- Problem statement: Return every line below in which "xlabel" appears.

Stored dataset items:
#####

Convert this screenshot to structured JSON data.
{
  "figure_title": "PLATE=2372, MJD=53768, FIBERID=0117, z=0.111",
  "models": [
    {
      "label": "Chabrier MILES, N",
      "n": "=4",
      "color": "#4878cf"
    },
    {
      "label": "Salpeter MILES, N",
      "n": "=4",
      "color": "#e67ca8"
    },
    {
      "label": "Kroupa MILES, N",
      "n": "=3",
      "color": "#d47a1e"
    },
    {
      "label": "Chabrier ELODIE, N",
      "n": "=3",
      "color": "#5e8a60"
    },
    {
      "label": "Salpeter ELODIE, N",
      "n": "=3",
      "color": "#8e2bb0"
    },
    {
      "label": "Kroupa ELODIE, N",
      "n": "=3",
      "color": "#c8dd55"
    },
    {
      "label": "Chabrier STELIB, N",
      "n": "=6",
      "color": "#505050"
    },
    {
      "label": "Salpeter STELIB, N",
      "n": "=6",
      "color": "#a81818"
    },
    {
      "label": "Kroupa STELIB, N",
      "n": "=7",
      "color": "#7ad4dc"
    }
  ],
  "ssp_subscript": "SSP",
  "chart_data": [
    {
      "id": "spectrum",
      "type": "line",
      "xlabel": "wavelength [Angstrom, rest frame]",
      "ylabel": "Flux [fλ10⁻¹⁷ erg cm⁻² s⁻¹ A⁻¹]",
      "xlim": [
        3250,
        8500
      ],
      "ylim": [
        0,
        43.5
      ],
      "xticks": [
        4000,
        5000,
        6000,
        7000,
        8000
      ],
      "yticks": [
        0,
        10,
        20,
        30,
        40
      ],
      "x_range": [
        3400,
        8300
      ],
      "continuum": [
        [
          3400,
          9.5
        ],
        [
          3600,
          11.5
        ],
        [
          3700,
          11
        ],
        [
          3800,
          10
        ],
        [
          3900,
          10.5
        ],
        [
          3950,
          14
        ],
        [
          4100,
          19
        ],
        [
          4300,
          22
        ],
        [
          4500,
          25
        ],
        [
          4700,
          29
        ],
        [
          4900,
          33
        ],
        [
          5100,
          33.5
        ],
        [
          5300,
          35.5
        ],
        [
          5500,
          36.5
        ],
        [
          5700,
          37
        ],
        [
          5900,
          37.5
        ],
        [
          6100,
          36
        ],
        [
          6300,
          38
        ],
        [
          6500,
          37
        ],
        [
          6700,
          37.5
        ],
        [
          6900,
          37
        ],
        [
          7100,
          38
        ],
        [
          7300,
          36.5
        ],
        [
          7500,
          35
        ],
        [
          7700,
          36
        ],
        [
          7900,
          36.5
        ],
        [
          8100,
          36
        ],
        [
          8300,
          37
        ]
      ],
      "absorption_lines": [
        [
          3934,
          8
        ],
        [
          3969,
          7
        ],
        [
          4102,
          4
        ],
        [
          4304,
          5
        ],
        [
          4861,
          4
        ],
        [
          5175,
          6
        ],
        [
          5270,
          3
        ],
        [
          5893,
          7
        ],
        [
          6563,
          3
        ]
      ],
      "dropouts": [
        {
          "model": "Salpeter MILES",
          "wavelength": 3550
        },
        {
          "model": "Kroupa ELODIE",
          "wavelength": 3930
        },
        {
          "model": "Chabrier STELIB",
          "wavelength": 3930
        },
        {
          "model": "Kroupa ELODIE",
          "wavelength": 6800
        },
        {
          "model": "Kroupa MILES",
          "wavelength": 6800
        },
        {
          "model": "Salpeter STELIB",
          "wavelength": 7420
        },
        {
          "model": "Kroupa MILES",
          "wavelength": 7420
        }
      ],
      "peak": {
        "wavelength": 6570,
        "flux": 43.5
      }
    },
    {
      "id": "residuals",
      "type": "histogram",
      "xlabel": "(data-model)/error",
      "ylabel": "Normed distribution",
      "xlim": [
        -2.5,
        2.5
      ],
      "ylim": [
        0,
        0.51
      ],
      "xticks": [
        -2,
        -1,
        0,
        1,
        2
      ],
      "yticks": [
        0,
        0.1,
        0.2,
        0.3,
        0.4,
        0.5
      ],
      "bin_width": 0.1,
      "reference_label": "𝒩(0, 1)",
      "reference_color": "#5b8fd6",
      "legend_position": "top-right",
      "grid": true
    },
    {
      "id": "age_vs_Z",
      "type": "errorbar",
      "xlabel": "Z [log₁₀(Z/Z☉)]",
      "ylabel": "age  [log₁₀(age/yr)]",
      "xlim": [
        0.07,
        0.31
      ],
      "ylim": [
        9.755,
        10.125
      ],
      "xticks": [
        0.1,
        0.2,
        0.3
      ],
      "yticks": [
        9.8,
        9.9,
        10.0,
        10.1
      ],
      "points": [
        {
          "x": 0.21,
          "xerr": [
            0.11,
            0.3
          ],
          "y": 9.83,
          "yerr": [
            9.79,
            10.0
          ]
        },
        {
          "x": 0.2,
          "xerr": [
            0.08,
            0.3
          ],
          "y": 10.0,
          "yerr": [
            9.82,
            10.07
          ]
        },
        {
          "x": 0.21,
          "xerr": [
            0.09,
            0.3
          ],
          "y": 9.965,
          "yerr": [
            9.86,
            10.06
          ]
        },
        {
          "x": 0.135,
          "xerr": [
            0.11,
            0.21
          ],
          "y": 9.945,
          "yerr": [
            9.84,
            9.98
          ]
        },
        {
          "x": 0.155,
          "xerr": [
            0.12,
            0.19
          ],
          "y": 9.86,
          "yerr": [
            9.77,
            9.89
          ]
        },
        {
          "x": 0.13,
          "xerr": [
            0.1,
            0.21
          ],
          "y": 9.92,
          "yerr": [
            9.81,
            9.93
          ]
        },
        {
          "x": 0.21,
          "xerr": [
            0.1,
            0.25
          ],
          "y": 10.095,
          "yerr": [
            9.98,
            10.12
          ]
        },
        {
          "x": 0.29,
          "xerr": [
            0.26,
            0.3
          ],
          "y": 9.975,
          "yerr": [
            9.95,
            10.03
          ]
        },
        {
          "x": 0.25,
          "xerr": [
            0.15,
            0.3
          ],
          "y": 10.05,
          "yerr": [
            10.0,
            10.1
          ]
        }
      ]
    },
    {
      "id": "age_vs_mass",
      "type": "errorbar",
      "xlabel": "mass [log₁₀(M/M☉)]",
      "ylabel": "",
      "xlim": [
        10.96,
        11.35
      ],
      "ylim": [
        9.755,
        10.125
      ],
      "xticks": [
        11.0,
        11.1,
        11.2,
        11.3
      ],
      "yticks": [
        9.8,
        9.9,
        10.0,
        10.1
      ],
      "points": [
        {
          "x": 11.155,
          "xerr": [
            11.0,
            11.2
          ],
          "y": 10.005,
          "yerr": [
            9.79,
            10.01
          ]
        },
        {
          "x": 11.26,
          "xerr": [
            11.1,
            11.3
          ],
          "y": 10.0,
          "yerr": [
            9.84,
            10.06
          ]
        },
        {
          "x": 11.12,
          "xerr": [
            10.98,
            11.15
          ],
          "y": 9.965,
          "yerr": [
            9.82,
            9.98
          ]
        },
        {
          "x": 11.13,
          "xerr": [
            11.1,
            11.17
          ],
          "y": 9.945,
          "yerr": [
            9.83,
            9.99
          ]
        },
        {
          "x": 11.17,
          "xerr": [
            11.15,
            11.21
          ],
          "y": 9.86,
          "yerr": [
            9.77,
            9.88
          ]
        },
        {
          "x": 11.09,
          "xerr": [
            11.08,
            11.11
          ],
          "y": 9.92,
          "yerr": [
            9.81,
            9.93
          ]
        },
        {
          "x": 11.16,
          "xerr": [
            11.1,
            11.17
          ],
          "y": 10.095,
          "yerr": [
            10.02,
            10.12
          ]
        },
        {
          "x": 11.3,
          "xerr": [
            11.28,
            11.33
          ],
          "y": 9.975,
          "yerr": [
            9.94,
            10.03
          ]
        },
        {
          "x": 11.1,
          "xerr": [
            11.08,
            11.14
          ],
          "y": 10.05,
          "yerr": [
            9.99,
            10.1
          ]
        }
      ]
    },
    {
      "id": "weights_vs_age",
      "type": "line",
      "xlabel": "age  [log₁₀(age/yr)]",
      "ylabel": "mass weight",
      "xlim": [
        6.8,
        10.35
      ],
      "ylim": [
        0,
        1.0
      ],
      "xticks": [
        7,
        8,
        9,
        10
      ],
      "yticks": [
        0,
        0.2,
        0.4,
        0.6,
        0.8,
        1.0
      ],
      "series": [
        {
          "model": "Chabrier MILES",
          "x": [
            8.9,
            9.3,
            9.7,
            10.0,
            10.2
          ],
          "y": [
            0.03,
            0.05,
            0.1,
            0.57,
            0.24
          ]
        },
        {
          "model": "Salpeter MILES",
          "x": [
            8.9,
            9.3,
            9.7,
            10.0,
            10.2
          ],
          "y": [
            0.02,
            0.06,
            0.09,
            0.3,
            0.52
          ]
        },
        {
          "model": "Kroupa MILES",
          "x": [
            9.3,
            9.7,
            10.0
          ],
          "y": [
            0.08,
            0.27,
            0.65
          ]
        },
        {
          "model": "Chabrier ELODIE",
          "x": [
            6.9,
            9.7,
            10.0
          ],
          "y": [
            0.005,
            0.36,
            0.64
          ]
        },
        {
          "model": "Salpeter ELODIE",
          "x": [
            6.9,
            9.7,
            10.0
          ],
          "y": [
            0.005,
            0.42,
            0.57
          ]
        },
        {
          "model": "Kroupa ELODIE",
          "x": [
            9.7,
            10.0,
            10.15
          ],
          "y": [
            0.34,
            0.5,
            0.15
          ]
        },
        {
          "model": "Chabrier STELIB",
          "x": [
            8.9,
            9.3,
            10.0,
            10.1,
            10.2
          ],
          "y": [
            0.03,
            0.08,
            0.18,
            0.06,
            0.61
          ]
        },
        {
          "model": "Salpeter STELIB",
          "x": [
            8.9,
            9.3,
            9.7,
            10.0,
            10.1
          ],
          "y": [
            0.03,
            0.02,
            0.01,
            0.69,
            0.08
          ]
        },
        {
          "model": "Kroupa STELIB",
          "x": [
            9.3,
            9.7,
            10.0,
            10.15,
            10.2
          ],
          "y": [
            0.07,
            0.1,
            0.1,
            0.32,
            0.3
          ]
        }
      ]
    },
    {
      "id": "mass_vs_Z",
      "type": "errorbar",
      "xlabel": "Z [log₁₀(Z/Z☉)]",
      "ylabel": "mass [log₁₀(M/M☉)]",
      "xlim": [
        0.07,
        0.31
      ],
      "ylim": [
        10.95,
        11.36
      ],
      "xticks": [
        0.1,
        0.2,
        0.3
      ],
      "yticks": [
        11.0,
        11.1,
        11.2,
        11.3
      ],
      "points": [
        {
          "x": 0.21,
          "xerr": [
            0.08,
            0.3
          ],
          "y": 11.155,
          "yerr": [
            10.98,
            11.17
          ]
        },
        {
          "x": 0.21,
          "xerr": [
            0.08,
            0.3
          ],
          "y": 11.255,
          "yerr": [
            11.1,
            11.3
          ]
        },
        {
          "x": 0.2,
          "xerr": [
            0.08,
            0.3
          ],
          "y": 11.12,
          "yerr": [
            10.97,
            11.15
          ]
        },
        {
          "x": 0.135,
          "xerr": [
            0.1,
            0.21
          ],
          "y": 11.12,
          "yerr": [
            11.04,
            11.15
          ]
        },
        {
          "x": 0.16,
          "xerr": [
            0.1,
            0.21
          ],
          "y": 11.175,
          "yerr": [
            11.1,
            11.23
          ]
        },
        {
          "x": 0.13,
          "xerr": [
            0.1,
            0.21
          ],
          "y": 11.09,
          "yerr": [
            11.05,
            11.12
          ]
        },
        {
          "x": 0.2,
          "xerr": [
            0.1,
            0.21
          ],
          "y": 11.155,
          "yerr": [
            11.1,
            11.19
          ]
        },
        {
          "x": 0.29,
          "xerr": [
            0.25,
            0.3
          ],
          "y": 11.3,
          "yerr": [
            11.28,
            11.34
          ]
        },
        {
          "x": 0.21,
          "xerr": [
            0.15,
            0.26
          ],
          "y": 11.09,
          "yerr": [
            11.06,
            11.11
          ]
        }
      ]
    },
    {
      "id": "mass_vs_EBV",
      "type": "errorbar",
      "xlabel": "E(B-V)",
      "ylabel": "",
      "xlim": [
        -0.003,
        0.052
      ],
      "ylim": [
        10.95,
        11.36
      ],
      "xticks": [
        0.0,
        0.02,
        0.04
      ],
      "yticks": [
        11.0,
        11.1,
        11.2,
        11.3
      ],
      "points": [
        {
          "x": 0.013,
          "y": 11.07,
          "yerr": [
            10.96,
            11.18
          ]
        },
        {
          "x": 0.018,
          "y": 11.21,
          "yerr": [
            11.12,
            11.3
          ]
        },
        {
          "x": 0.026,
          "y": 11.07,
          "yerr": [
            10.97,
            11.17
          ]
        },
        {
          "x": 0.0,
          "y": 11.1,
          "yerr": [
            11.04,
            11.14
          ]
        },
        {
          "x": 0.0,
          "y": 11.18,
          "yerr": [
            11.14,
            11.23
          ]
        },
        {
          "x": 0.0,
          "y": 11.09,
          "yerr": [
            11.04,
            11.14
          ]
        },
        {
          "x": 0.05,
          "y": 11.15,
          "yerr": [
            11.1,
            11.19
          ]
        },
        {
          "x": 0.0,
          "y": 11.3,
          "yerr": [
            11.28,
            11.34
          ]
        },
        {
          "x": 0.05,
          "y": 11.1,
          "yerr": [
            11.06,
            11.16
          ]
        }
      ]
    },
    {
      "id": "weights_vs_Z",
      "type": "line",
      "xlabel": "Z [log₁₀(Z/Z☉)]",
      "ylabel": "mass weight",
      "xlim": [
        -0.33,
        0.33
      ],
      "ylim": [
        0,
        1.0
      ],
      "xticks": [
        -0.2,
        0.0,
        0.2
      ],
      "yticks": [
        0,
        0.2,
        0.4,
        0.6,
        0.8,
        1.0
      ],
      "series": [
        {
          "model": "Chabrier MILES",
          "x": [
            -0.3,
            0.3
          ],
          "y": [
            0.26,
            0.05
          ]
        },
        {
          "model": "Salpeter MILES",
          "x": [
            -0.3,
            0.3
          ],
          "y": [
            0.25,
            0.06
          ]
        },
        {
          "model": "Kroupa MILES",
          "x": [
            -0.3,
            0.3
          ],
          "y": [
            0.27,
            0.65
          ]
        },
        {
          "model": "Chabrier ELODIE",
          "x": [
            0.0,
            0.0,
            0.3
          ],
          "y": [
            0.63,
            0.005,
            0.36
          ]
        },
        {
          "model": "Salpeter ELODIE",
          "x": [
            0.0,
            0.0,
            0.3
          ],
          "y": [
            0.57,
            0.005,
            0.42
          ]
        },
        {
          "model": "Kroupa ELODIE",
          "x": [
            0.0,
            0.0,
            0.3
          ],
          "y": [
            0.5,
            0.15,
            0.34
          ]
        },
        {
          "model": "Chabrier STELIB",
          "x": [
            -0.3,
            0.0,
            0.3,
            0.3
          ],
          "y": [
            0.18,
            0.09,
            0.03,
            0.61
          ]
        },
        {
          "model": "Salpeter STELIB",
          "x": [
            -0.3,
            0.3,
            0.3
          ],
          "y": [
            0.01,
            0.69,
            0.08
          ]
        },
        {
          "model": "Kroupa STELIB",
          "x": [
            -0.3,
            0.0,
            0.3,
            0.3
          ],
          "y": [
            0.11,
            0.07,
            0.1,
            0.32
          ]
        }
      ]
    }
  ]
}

#####

- Written reply:
      "xlabel": "wavelength [Angstrom, rest frame]",
      "xlabel": "(data-model)/error",
      "xlabel": "Z [log₁₀(Z/Z☉)]",
      "xlabel": "mass [log₁₀(M/M☉)]",
      "xlabel": "age  [log₁₀(age/yr)]",
      "xlabel": "Z [log₁₀(Z/Z☉)]",
      "xlabel": "E(B-V)",
      "xlabel": "Z [log₁₀(Z/Z☉)]",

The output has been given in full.